> Task statement: Quote the data below in full, minus the images.

> Given entries:
--- start ---
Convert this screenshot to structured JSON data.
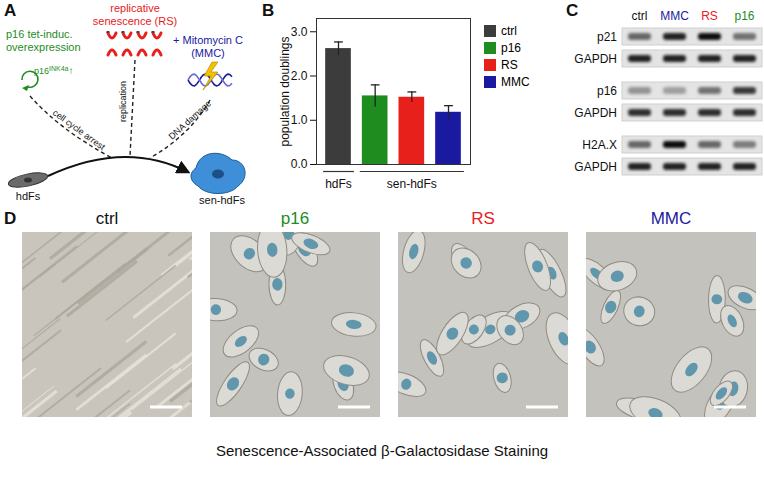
{
  "panel_a": {
    "letter": "A",
    "sources": [
      {
        "lines": [
          "p16 tet-induc.",
          "overexpression"
        ],
        "color": "#1e8c1e"
      },
      {
        "lines": [
          "replicative",
          "senescence (RS)"
        ],
        "color": "#e8201c"
      },
      {
        "lines": [
          "+ Mitomycin C",
          "(MMC)"
        ],
        "color": "#1a1aa0"
      }
    ],
    "gene": {
      "text": "p16",
      "sup": "INK4a",
      "suffix": "↑"
    },
    "paths": [
      "cell cycle arrest",
      "replication",
      "DNA damage"
    ],
    "start": "hdFs",
    "end": "sen-hdFs"
  },
  "chart_data": {
    "letter": "B",
    "type": "bar",
    "categories": [
      "ctrl",
      "p16",
      "RS",
      "MMC"
    ],
    "values": [
      2.62,
      1.55,
      1.52,
      1.18
    ],
    "errors": [
      0.15,
      0.25,
      0.12,
      0.15
    ],
    "colors": [
      "#3c3c3c",
      "#1e8c1e",
      "#e8201c",
      "#1a1aa0"
    ],
    "ylabel": "population doublings",
    "ylim": [
      0,
      3.3
    ],
    "yticks": [
      0,
      1,
      2,
      3
    ],
    "groups": [
      {
        "label": "hdFs",
        "members": [
          "ctrl"
        ]
      },
      {
        "label": "sen-hdFs",
        "members": [
          "p16",
          "RS",
          "MMC"
        ]
      }
    ],
    "legend": "right",
    "tick_labels": "y"
  },
  "panel_c": {
    "letter": "C",
    "columns": [
      {
        "label": "ctrl",
        "color": "#111111"
      },
      {
        "label": "MMC",
        "color": "#1a1aa0"
      },
      {
        "label": "RS",
        "color": "#e8201c"
      },
      {
        "label": "p16",
        "color": "#1e8c1e"
      }
    ],
    "rows": [
      {
        "label": "p21",
        "intensity": [
          0.55,
          0.85,
          0.95,
          0.5
        ]
      },
      {
        "label": "GAPDH",
        "intensity": [
          0.85,
          0.85,
          0.85,
          0.85
        ]
      },
      {
        "label": "p16",
        "intensity": [
          0.35,
          0.3,
          0.5,
          0.75
        ]
      },
      {
        "label": "GAPDH",
        "intensity": [
          0.8,
          0.8,
          0.8,
          0.8
        ]
      },
      {
        "label": "H2A.X",
        "intensity": [
          0.55,
          0.95,
          0.55,
          0.45
        ]
      },
      {
        "label": "GAPDH",
        "intensity": [
          0.85,
          0.85,
          0.85,
          0.85
        ]
      }
    ]
  },
  "panel_d": {
    "letter": "D",
    "images": [
      {
        "title": "ctrl",
        "color": "#111111"
      },
      {
        "title": "p16",
        "color": "#1e8c1e"
      },
      {
        "title": "RS",
        "color": "#e8201c"
      },
      {
        "title": "MMC",
        "color": "#1a1aa0"
      }
    ],
    "caption": "Senescence-Associated β-Galactosidase Staining"
  }
}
--- end ---
> Exercise solution:
Convert this screenshot to structured JSON data.
{
  "panel_a": {
    "letter": "A",
    "sources": [
      {
        "lines": [
          "p16 tet-induc.",
          "overexpression"
        ],
        "color": "#1e8c1e"
      },
      {
        "lines": [
          "replicative",
          "senescence (RS)"
        ],
        "color": "#e8201c"
      },
      {
        "lines": [
          "+ Mitomycin C",
          "(MMC)"
        ],
        "color": "#1a1aa0"
      }
    ],
    "gene": {
      "text": "p16",
      "sup": "INK4a",
      "suffix": "↑"
    },
    "paths": [
      "cell cycle arrest",
      "replication",
      "DNA damage"
    ],
    "start": "hdFs",
    "end": "sen-hdFs"
  },
  "chart_data": {
    "letter": "B",
    "type": "bar",
    "categories": [
      "ctrl",
      "p16",
      "RS",
      "MMC"
    ],
    "values": [
      2.62,
      1.55,
      1.52,
      1.18
    ],
    "errors": [
      0.15,
      0.25,
      0.12,
      0.15
    ],
    "colors": [
      "#3c3c3c",
      "#1e8c1e",
      "#e8201c",
      "#1a1aa0"
    ],
    "ylabel": "population doublings",
    "ylim": [
      0,
      3.3
    ],
    "yticks": [
      0,
      1,
      2,
      3
    ],
    "groups": [
      {
        "label": "hdFs",
        "members": [
          "ctrl"
        ]
      },
      {
        "label": "sen-hdFs",
        "members": [
          "p16",
          "RS",
          "MMC"
        ]
      }
    ],
    "legend": "right",
    "tick_labels": "y"
  },
  "panel_c": {
    "letter": "C",
    "columns": [
      {
        "label": "ctrl",
        "color": "#111111"
      },
      {
        "label": "MMC",
        "color": "#1a1aa0"
      },
      {
        "label": "RS",
        "color": "#e8201c"
      },
      {
        "label": "p16",
        "color": "#1e8c1e"
      }
    ],
    "rows": [
      {
        "label": "p21",
        "intensity": [
          0.55,
          0.85,
          0.95,
          0.5
        ]
      },
      {
        "label": "GAPDH",
        "intensity": [
          0.85,
          0.85,
          0.85,
          0.85
        ]
      },
      {
        "label": "p16",
        "intensity": [
          0.35,
          0.3,
          0.5,
          0.75
        ]
      },
      {
        "label": "GAPDH",
        "intensity": [
          0.8,
          0.8,
          0.8,
          0.8
        ]
      },
      {
        "label": "H2A.X",
        "intensity": [
          0.55,
          0.95,
          0.55,
          0.45
        ]
      },
      {
        "label": "GAPDH",
        "intensity": [
          0.85,
          0.85,
          0.85,
          0.85
        ]
      }
    ]
  },
  "panel_d": {
    "letter": "D",
    "images": [
      {
        "title": "ctrl",
        "color": "#111111"
      },
      {
        "title": "p16",
        "color": "#1e8c1e"
      },
      {
        "title": "RS",
        "color": "#e8201c"
      },
      {
        "title": "MMC",
        "color": "#1a1aa0"
      }
    ],
    "caption": "Senescence-Associated β-Galactosidase Staining"
  }
}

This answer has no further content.